— begin RECORDS FOR THE TASK —

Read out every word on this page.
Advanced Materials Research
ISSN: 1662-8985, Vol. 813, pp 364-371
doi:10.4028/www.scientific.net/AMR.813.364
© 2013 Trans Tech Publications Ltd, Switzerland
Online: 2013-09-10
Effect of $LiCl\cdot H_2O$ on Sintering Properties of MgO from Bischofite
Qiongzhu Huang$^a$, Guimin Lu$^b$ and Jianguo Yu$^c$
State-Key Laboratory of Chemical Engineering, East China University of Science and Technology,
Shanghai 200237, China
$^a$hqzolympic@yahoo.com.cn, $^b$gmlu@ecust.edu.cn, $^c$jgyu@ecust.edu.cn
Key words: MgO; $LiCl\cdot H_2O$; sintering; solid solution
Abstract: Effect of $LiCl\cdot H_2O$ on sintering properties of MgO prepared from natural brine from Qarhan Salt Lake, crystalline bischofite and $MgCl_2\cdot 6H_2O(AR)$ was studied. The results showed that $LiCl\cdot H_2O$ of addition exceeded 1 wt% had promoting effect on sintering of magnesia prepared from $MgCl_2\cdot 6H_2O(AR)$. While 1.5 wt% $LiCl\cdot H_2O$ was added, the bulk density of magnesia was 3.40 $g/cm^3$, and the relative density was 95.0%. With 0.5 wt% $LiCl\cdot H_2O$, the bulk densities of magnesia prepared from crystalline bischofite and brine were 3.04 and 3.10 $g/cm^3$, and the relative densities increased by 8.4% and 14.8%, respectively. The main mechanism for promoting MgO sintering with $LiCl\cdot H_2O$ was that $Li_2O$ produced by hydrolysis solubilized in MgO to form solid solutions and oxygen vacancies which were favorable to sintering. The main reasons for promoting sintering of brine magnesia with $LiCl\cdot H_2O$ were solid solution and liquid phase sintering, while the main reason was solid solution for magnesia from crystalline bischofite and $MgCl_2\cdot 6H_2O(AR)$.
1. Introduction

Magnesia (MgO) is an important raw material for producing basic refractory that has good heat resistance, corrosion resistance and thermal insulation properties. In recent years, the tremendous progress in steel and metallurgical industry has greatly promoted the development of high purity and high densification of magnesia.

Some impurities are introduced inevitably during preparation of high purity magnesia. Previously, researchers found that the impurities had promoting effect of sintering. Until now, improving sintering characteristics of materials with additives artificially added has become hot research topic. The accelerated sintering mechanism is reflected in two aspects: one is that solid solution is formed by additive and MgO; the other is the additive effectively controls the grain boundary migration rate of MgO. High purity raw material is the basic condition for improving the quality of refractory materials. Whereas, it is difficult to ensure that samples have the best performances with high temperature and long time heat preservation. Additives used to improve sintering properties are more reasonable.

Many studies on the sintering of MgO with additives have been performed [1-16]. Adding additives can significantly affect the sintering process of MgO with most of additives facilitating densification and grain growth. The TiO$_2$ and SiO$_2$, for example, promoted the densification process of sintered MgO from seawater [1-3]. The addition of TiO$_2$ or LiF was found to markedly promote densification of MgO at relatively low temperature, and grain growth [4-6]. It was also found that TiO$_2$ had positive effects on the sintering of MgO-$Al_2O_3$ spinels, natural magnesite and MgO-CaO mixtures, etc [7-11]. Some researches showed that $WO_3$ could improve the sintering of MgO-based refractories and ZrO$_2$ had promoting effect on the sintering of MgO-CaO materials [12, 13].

— end RECORDS FOR THE TASK —

GOAL
Set down all of the data above, word for word.

FINAL RESULT
Read out every word on this page.
Advanced Materials Research
ISSN: 1662-8985, Vol. 813, pp 364-371
doi:10.4028/www.scientific.net/AMR.813.364
© 2013 Trans Tech Publications Ltd, Switzerland
Online: 2013-09-10
Effect of $LiCl\cdot H_2O$ on Sintering Properties of MgO from Bischofite
Qiongzhu Huang$^a$, Guimin Lu$^b$ and Jianguo Yu$^c$
State-Key Laboratory of Chemical Engineering, East China University of Science and Technology,
Shanghai 200237, China
$^a$hqzolympic@yahoo.com.cn, $^b$gmlu@ecust.edu.cn, $^c$jgyu@ecust.edu.cn
Key words: MgO; $LiCl\cdot H_2O$; sintering; solid solution
Abstract: Effect of $LiCl\cdot H_2O$ on sintering properties of MgO prepared from natural brine from Qarhan Salt Lake, crystalline bischofite and $MgCl_2\cdot 6H_2O(AR)$ was studied. The results showed that $LiCl\cdot H_2O$ of addition exceeded 1 wt% had promoting effect on sintering of magnesia prepared from $MgCl_2\cdot 6H_2O(AR)$. While 1.5 wt% $LiCl\cdot H_2O$ was added, the bulk density of magnesia was 3.40 $g/cm^3$, and the relative density was 95.0%. With 0.5 wt% $LiCl\cdot H_2O$, the bulk densities of magnesia prepared from crystalline bischofite and brine were 3.04 and 3.10 $g/cm^3$, and the relative densities increased by 8.4% and 14.8%, respectively. The main mechanism for promoting MgO sintering with $LiCl\cdot H_2O$ was that $Li_2O$ produced by hydrolysis solubilized in MgO to form solid solutions and oxygen vacancies which were favorable to sintering. The main reasons for promoting sintering of brine magnesia with $LiCl\cdot H_2O$ were solid solution and liquid phase sintering, while the main reason was solid solution for magnesia from crystalline bischofite and $MgCl_2\cdot 6H_2O(AR)$.
1. Introduction

Magnesia (MgO) is an important raw material for producing basic refractory that has good heat resistance, corrosion resistance and thermal insulation properties. In recent years, the tremendous progress in steel and metallurgical industry has greatly promoted the development of high purity and high densification of magnesia.

Some impurities are introduced inevitably during preparation of high purity magnesia. Previously, researchers found that the impurities had promoting effect of sintering. Until now, improving sintering characteristics of materials with additives artificially added has become hot research topic. The accelerated sintering mechanism is reflected in two aspects: one is that solid solution is formed by additive and MgO; the other is the additive effectively controls the grain boundary migration rate of MgO. High purity raw material is the basic condition for improving the quality of refractory materials. Whereas, it is difficult to ensure that samples have the best performances with high temperature and long time heat preservation. Additives used to improve sintering properties are more reasonable.

Many studies on the sintering of MgO with additives have been performed [1-16]. Adding additives can significantly affect the sintering process of MgO with most of additives facilitating densification and grain growth. The TiO$_2$ and SiO$_2$, for example, promoted the densification process of sintered MgO from seawater [1-3]. The addition of TiO$_2$ or LiF was found to markedly promote densification of MgO at relatively low temperature, and grain growth [4-6]. It was also found that TiO$_2$ had positive effects on the sintering of MgO-$Al_2O_3$ spinels, natural magnesite and MgO-CaO mixtures, etc [7-11]. Some researches showed that $WO_3$ could improve the sintering of MgO-based refractories and ZrO$_2$ had promoting effect on the sintering of MgO-CaO materials [12, 13].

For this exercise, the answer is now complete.